* [Instructions to follow] Identify and copy all lines of the material where the string "Angestellte" is found.
[start Exercise inputs]
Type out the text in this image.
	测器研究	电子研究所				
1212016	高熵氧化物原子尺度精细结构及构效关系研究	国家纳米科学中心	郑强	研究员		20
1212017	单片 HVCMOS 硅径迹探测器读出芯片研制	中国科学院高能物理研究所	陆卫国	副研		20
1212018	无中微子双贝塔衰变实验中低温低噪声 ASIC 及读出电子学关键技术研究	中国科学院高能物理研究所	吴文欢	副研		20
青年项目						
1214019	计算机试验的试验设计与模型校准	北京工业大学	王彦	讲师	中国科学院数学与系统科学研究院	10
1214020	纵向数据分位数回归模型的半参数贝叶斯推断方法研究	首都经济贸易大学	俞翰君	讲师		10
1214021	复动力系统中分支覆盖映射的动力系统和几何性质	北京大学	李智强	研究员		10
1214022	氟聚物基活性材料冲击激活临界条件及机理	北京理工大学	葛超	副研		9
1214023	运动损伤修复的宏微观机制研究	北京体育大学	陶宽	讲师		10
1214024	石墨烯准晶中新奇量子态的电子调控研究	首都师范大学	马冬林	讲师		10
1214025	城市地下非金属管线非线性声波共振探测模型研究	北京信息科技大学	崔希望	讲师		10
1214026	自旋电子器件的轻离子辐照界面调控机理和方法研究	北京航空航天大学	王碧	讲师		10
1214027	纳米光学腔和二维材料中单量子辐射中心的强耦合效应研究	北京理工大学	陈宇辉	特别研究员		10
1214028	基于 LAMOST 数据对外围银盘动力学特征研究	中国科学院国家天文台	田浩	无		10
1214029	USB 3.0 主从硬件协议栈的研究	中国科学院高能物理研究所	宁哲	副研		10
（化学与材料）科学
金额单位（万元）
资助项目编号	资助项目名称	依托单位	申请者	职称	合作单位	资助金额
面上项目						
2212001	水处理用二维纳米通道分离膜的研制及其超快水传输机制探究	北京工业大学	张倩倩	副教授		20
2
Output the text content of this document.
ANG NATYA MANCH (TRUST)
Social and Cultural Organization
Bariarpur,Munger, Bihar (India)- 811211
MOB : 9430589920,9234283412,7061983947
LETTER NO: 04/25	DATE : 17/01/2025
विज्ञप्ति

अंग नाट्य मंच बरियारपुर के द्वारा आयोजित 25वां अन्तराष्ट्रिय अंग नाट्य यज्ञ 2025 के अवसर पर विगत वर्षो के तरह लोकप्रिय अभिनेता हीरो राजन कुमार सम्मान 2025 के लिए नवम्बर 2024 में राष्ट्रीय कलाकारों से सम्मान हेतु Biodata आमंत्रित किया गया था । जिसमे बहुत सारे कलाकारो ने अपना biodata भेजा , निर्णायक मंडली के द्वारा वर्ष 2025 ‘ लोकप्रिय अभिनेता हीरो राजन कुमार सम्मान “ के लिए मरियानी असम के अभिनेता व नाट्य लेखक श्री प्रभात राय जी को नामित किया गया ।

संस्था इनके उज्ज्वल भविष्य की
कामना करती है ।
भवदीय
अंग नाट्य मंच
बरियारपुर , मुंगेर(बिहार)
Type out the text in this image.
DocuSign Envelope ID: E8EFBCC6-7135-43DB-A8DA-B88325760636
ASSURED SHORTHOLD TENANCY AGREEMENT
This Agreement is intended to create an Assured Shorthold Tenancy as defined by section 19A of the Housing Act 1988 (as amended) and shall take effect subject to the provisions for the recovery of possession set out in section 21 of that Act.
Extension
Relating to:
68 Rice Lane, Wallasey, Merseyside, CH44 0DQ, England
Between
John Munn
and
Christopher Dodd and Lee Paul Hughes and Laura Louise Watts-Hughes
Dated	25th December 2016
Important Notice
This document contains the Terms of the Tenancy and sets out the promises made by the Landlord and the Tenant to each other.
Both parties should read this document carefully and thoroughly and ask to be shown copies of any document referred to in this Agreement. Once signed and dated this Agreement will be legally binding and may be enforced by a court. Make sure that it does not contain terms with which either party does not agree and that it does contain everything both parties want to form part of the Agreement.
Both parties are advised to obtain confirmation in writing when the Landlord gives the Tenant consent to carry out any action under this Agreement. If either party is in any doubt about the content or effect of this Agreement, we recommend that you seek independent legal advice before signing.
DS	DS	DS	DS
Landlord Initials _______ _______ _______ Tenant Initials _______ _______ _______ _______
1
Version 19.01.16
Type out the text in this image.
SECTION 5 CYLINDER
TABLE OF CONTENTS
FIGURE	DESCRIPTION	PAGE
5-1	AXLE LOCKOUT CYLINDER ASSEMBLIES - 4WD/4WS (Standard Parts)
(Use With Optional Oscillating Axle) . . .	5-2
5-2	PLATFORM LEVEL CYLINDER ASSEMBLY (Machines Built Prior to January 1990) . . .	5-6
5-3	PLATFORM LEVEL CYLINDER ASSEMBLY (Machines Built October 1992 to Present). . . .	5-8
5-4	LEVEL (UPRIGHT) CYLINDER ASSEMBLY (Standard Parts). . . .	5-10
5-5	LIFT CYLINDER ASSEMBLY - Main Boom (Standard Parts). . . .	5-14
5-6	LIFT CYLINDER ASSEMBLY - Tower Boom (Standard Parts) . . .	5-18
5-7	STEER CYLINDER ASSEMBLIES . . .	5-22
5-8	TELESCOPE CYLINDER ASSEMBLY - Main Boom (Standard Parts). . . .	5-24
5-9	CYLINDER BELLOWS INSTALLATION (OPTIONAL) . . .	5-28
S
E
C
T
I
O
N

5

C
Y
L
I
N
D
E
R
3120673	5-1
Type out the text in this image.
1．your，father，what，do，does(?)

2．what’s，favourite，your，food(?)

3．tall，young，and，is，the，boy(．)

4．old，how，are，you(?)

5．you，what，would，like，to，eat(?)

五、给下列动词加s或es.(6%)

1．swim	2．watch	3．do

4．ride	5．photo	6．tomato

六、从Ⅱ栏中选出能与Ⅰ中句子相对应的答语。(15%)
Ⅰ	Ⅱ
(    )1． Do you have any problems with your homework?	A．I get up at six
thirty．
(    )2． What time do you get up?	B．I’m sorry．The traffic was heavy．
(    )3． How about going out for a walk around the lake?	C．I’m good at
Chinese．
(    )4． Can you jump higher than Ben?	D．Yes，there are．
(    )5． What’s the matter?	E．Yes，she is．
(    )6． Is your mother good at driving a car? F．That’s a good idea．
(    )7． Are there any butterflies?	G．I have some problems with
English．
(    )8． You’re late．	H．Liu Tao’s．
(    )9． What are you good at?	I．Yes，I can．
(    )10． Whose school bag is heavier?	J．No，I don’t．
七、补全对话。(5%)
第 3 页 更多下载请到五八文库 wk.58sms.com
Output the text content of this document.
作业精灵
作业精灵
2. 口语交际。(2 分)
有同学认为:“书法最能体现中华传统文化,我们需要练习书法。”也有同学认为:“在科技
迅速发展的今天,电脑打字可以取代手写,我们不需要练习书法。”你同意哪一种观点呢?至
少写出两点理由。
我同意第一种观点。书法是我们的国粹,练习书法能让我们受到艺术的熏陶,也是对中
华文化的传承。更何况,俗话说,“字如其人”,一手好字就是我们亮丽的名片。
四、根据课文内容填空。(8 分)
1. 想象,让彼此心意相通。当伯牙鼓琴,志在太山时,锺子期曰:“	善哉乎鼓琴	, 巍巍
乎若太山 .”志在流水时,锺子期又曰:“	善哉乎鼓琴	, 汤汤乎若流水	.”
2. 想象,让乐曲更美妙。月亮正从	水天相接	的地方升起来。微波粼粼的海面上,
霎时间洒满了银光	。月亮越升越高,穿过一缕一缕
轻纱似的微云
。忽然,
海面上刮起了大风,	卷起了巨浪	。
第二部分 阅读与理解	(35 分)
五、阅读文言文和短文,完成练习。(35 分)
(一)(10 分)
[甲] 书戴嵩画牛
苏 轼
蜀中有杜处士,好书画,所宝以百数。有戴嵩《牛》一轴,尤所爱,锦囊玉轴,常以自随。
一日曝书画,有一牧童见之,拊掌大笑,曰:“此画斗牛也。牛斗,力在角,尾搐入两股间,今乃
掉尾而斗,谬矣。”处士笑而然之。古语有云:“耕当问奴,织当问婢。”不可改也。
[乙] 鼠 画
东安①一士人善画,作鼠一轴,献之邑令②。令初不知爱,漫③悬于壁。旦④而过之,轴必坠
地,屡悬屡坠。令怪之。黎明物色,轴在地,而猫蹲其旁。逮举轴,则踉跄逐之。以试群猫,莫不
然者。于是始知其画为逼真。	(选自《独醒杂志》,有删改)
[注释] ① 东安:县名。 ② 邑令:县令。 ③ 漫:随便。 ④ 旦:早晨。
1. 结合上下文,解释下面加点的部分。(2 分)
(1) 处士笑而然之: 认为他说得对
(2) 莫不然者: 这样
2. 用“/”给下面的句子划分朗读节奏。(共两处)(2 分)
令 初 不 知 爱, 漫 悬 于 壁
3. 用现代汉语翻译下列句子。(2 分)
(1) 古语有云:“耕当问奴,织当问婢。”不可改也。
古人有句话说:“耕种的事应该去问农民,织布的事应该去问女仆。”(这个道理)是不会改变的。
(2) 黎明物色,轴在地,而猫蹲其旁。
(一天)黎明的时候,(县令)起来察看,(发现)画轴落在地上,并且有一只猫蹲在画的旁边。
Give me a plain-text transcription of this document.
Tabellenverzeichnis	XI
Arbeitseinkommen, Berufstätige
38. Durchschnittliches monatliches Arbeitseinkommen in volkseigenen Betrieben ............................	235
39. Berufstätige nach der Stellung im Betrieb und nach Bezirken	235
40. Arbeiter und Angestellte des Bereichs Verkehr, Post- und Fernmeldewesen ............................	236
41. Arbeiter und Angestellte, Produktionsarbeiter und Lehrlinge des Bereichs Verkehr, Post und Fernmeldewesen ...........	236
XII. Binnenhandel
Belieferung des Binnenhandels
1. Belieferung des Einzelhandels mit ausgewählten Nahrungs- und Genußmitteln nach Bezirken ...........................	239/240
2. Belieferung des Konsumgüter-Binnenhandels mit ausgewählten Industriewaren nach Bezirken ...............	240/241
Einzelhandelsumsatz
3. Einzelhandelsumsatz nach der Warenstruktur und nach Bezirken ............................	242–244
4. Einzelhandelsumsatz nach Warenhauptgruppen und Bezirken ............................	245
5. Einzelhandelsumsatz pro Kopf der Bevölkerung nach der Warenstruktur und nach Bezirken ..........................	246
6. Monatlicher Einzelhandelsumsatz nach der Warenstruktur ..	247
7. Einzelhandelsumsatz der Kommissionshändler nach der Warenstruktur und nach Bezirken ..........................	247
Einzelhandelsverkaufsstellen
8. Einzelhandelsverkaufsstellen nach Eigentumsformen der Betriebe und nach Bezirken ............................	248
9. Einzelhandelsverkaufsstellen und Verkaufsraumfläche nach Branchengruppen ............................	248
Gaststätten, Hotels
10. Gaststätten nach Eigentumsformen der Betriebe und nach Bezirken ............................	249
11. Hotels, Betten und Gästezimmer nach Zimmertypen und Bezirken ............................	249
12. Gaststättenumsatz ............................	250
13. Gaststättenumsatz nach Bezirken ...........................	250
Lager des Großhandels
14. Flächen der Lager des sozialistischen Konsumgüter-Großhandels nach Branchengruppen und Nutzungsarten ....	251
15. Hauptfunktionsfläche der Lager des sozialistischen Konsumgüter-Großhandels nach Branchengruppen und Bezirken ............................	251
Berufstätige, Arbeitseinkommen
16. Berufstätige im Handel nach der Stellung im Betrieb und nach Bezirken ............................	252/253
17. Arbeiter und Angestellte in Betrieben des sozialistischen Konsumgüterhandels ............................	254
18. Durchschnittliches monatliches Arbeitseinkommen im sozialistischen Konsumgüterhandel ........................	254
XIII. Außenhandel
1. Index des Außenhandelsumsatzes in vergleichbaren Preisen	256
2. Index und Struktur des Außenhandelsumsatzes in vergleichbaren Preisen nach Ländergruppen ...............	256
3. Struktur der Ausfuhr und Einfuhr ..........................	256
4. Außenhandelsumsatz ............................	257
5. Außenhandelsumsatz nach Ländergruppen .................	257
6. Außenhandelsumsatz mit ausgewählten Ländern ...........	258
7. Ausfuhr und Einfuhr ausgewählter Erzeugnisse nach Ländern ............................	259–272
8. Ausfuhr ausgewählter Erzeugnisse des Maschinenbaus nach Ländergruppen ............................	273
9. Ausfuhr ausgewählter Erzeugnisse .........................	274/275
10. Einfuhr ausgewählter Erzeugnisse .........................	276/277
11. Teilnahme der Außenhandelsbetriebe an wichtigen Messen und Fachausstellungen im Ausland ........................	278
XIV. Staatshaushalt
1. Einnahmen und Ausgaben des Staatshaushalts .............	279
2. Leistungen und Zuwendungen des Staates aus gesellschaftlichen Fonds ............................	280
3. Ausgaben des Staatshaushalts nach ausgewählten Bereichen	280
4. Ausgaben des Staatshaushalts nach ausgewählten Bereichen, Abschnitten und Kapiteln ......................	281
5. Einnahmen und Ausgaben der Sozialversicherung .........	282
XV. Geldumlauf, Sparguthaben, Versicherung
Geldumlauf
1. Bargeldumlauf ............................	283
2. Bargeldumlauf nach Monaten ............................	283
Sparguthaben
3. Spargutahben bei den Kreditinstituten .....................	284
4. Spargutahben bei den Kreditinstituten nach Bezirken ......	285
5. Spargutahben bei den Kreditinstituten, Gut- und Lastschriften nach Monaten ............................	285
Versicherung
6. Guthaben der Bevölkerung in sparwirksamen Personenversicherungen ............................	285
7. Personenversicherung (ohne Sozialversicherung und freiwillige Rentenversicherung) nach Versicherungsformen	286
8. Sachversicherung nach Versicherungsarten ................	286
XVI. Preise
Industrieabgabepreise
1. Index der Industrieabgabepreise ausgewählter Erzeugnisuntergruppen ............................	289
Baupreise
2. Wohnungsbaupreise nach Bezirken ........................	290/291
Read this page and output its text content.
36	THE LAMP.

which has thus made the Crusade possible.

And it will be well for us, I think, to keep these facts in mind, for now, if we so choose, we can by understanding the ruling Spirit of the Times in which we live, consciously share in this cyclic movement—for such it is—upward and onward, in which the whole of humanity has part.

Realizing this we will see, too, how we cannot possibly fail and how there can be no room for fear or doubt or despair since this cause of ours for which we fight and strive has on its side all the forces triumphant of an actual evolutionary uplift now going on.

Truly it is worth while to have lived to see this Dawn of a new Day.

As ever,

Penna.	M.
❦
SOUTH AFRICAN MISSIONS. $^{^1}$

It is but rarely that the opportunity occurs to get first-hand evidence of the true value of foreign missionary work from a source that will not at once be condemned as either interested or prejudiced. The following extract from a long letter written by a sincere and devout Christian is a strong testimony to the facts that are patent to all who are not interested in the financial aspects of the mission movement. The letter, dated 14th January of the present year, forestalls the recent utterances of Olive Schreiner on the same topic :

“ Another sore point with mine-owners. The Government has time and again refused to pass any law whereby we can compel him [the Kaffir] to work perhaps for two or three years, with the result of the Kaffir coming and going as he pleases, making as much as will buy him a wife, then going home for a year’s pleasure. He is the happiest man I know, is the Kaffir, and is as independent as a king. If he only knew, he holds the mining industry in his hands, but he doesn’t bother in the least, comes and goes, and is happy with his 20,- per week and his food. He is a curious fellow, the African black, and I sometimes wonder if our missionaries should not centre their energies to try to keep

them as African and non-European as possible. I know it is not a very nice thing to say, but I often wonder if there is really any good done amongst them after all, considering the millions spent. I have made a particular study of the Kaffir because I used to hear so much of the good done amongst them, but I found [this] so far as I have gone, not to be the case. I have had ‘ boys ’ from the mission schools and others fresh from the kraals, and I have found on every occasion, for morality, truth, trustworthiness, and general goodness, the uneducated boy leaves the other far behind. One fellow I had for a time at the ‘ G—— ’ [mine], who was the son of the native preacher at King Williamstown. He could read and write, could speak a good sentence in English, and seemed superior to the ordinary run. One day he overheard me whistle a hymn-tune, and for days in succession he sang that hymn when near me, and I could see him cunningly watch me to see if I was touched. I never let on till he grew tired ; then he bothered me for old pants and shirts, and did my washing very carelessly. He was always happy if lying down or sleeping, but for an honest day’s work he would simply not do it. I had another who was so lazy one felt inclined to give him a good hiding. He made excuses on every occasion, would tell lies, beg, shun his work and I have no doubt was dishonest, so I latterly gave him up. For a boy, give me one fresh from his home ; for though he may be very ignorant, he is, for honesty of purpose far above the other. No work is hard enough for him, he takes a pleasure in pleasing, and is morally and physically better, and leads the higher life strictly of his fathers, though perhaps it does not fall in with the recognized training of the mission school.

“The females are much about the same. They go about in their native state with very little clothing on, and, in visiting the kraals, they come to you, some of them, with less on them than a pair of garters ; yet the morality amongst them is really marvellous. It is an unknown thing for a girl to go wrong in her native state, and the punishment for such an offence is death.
[end Exercise inputs]
* [The output]
40. Arbeiter und Angestellte des Bereichs Verkehr, Post- und Fernmeldewesen ............................	236
41. Arbeiter und Angestellte, Produktionsarbeiter und Lehrlinge des Bereichs Verkehr, Post und Fernmeldewesen ...........	236
17. Arbeiter und Angestellte in Betrieben des sozialistischen Konsumgüterhandels ............................	254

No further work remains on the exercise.